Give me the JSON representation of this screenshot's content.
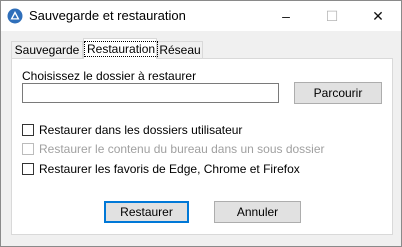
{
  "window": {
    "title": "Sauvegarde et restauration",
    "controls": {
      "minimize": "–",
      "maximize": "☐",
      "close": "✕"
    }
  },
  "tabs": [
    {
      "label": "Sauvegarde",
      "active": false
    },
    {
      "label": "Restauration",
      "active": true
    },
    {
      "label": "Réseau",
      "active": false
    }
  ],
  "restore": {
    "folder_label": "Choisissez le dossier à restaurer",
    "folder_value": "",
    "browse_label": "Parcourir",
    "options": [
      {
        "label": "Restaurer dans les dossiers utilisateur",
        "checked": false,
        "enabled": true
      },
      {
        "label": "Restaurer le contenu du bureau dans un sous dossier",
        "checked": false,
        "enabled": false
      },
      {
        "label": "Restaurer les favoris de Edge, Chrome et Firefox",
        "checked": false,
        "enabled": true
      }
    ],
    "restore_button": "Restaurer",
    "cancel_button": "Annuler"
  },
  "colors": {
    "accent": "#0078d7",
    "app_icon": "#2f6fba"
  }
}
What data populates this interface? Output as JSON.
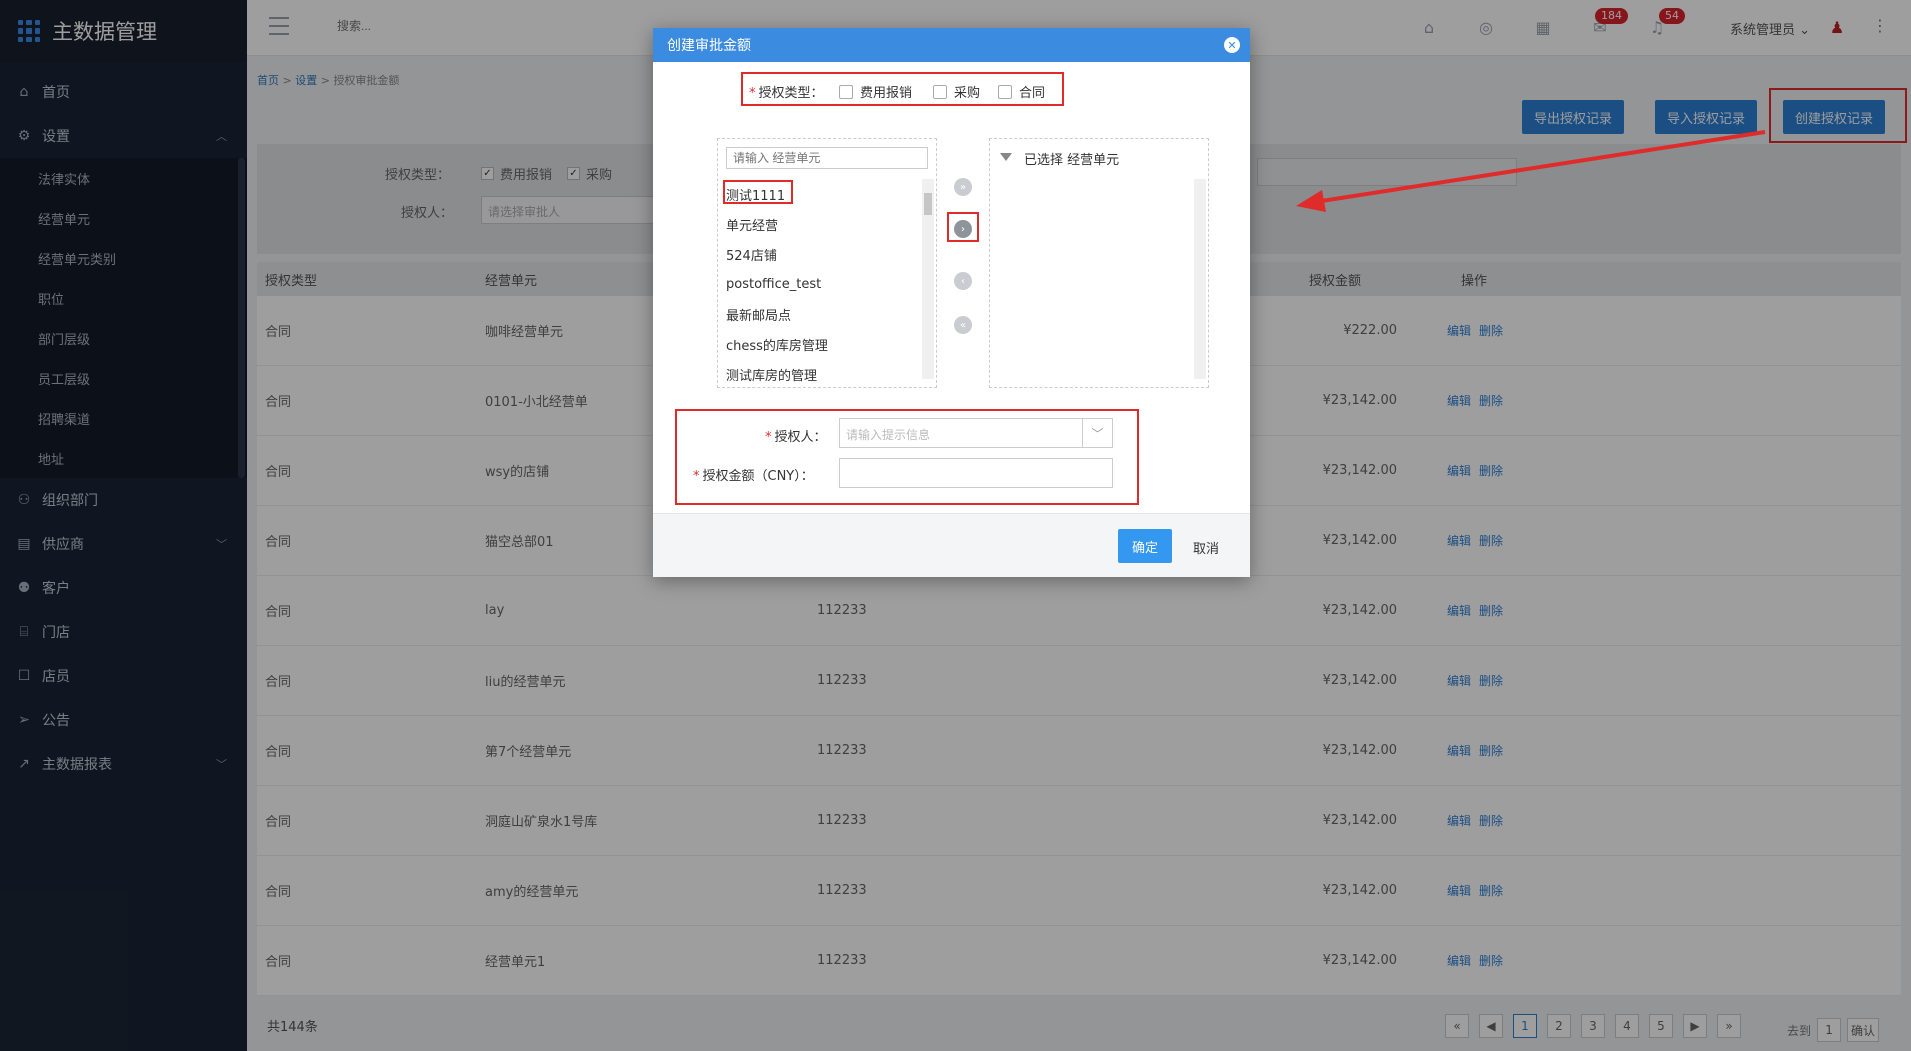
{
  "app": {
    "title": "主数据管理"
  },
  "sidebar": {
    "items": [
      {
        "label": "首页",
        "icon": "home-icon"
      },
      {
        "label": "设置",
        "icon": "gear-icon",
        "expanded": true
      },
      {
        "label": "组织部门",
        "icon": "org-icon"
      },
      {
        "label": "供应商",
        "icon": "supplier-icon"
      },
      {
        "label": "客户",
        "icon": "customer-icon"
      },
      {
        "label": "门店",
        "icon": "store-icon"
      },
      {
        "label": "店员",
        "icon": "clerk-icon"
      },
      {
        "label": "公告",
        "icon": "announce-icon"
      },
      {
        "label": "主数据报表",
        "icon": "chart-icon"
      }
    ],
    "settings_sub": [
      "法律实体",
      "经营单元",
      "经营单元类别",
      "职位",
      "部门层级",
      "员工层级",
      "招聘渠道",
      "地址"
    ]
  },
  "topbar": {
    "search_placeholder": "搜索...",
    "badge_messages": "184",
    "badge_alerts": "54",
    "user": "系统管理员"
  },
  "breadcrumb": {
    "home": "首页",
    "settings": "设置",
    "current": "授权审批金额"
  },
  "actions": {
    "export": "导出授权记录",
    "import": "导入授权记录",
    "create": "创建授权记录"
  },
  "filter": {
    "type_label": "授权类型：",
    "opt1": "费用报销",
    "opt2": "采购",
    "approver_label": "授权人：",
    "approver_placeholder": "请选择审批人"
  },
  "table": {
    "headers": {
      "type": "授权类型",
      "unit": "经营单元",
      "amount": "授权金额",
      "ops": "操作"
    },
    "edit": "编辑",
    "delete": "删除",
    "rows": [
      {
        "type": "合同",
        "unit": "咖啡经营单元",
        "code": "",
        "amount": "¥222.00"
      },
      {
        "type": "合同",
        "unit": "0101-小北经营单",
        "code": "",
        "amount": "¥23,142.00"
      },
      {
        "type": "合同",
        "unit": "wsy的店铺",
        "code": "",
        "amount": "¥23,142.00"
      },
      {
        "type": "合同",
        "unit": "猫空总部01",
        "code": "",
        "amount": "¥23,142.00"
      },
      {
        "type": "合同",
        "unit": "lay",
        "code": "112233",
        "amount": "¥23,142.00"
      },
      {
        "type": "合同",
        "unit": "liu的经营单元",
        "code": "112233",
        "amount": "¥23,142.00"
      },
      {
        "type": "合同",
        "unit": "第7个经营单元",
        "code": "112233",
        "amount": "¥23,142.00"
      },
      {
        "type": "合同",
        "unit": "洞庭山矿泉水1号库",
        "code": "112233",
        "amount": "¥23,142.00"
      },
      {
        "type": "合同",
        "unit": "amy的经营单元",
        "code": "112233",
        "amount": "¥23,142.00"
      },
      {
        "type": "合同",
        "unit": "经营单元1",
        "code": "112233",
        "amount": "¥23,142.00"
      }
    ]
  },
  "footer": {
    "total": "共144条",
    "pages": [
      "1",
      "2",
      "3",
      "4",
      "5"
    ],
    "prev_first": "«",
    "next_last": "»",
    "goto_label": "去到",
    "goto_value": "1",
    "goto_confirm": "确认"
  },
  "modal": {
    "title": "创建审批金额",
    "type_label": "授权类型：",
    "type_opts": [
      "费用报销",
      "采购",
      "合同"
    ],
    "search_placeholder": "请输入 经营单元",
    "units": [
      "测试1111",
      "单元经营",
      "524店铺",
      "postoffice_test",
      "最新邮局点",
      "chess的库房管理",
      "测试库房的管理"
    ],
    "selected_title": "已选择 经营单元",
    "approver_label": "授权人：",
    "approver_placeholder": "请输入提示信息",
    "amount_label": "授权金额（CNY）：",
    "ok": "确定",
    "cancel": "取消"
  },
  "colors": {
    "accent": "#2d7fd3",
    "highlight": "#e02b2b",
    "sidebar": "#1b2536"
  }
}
----
Reproduce the full material exactly, excluding the pictures.

Give me the JSON representation of this screenshot's content.
{
  "window": {
    "title": "Sauvegarde et restauration",
    "controls": {
      "minimize": "–",
      "maximize": "☐",
      "close": "✕"
    }
  },
  "tabs": [
    {
      "label": "Sauvegarde",
      "active": false
    },
    {
      "label": "Restauration",
      "active": true
    },
    {
      "label": "Réseau",
      "active": false
    }
  ],
  "restore": {
    "folder_label": "Choisissez le dossier à restaurer",
    "folder_value": "",
    "browse_label": "Parcourir",
    "options": [
      {
        "label": "Restaurer dans les dossiers utilisateur",
        "checked": false,
        "enabled": true
      },
      {
        "label": "Restaurer le contenu du bureau dans un sous dossier",
        "checked": false,
        "enabled": false
      },
      {
        "label": "Restaurer les favoris de Edge, Chrome et Firefox",
        "checked": false,
        "enabled": true
      }
    ],
    "restore_button": "Restaurer",
    "cancel_button": "Annuler"
  },
  "colors": {
    "accent": "#0078d7",
    "app_icon": "#2f6fba"
  }
}
What data populates this interface? Output as JSON.
{
  "app": {
    "title": "主数据管理"
  },
  "sidebar": {
    "items": [
      {
        "label": "首页",
        "icon": "home-icon"
      },
      {
        "label": "设置",
        "icon": "gear-icon",
        "expanded": true
      },
      {
        "label": "组织部门",
        "icon": "org-icon"
      },
      {
        "label": "供应商",
        "icon": "supplier-icon"
      },
      {
        "label": "客户",
        "icon": "customer-icon"
      },
      {
        "label": "门店",
        "icon": "store-icon"
      },
      {
        "label": "店员",
        "icon": "clerk-icon"
      },
      {
        "label": "公告",
        "icon": "announce-icon"
      },
      {
        "label": "主数据报表",
        "icon": "chart-icon"
      }
    ],
    "settings_sub": [
      "法律实体",
      "经营单元",
      "经营单元类别",
      "职位",
      "部门层级",
      "员工层级",
      "招聘渠道",
      "地址"
    ]
  },
  "topbar": {
    "search_placeholder": "搜索...",
    "badge_messages": "184",
    "badge_alerts": "54",
    "user": "系统管理员"
  },
  "breadcrumb": {
    "home": "首页",
    "settings": "设置",
    "current": "授权审批金额"
  },
  "actions": {
    "export": "导出授权记录",
    "import": "导入授权记录",
    "create": "创建授权记录"
  },
  "filter": {
    "type_label": "授权类型：",
    "opt1": "费用报销",
    "opt2": "采购",
    "approver_label": "授权人：",
    "approver_placeholder": "请选择审批人"
  },
  "table": {
    "headers": {
      "type": "授权类型",
      "unit": "经营单元",
      "amount": "授权金额",
      "ops": "操作"
    },
    "edit": "编辑",
    "delete": "删除",
    "rows": [
      {
        "type": "合同",
        "unit": "咖啡经营单元",
        "code": "",
        "amount": "¥222.00"
      },
      {
        "type": "合同",
        "unit": "0101-小北经营单",
        "code": "",
        "amount": "¥23,142.00"
      },
      {
        "type": "合同",
        "unit": "wsy的店铺",
        "code": "",
        "amount": "¥23,142.00"
      },
      {
        "type": "合同",
        "unit": "猫空总部01",
        "code": "",
        "amount": "¥23,142.00"
      },
      {
        "type": "合同",
        "unit": "lay",
        "code": "112233",
        "amount": "¥23,142.00"
      },
      {
        "type": "合同",
        "unit": "liu的经营单元",
        "code": "112233",
        "amount": "¥23,142.00"
      },
      {
        "type": "合同",
        "unit": "第7个经营单元",
        "code": "112233",
        "amount": "¥23,142.00"
      },
      {
        "type": "合同",
        "unit": "洞庭山矿泉水1号库",
        "code": "112233",
        "amount": "¥23,142.00"
      },
      {
        "type": "合同",
        "unit": "amy的经营单元",
        "code": "112233",
        "amount": "¥23,142.00"
      },
      {
        "type": "合同",
        "unit": "经营单元1",
        "code": "112233",
        "amount": "¥23,142.00"
      }
    ]
  },
  "footer": {
    "total": "共144条",
    "pages": [
      "1",
      "2",
      "3",
      "4",
      "5"
    ],
    "prev_first": "«",
    "next_last": "»",
    "goto_label": "去到",
    "goto_value": "1",
    "goto_confirm": "确认"
  },
  "modal": {
    "title": "创建审批金额",
    "type_label": "授权类型：",
    "type_opts": [
      "费用报销",
      "采购",
      "合同"
    ],
    "search_placeholder": "请输入 经营单元",
    "units": [
      "测试1111",
      "单元经营",
      "524店铺",
      "postoffice_test",
      "最新邮局点",
      "chess的库房管理",
      "测试库房的管理"
    ],
    "selected_title": "已选择 经营单元",
    "approver_label": "授权人：",
    "approver_placeholder": "请输入提示信息",
    "amount_label": "授权金额（CNY）：",
    "ok": "确定",
    "cancel": "取消"
  },
  "colors": {
    "accent": "#2d7fd3",
    "highlight": "#e02b2b",
    "sidebar": "#1b2536"
  }
}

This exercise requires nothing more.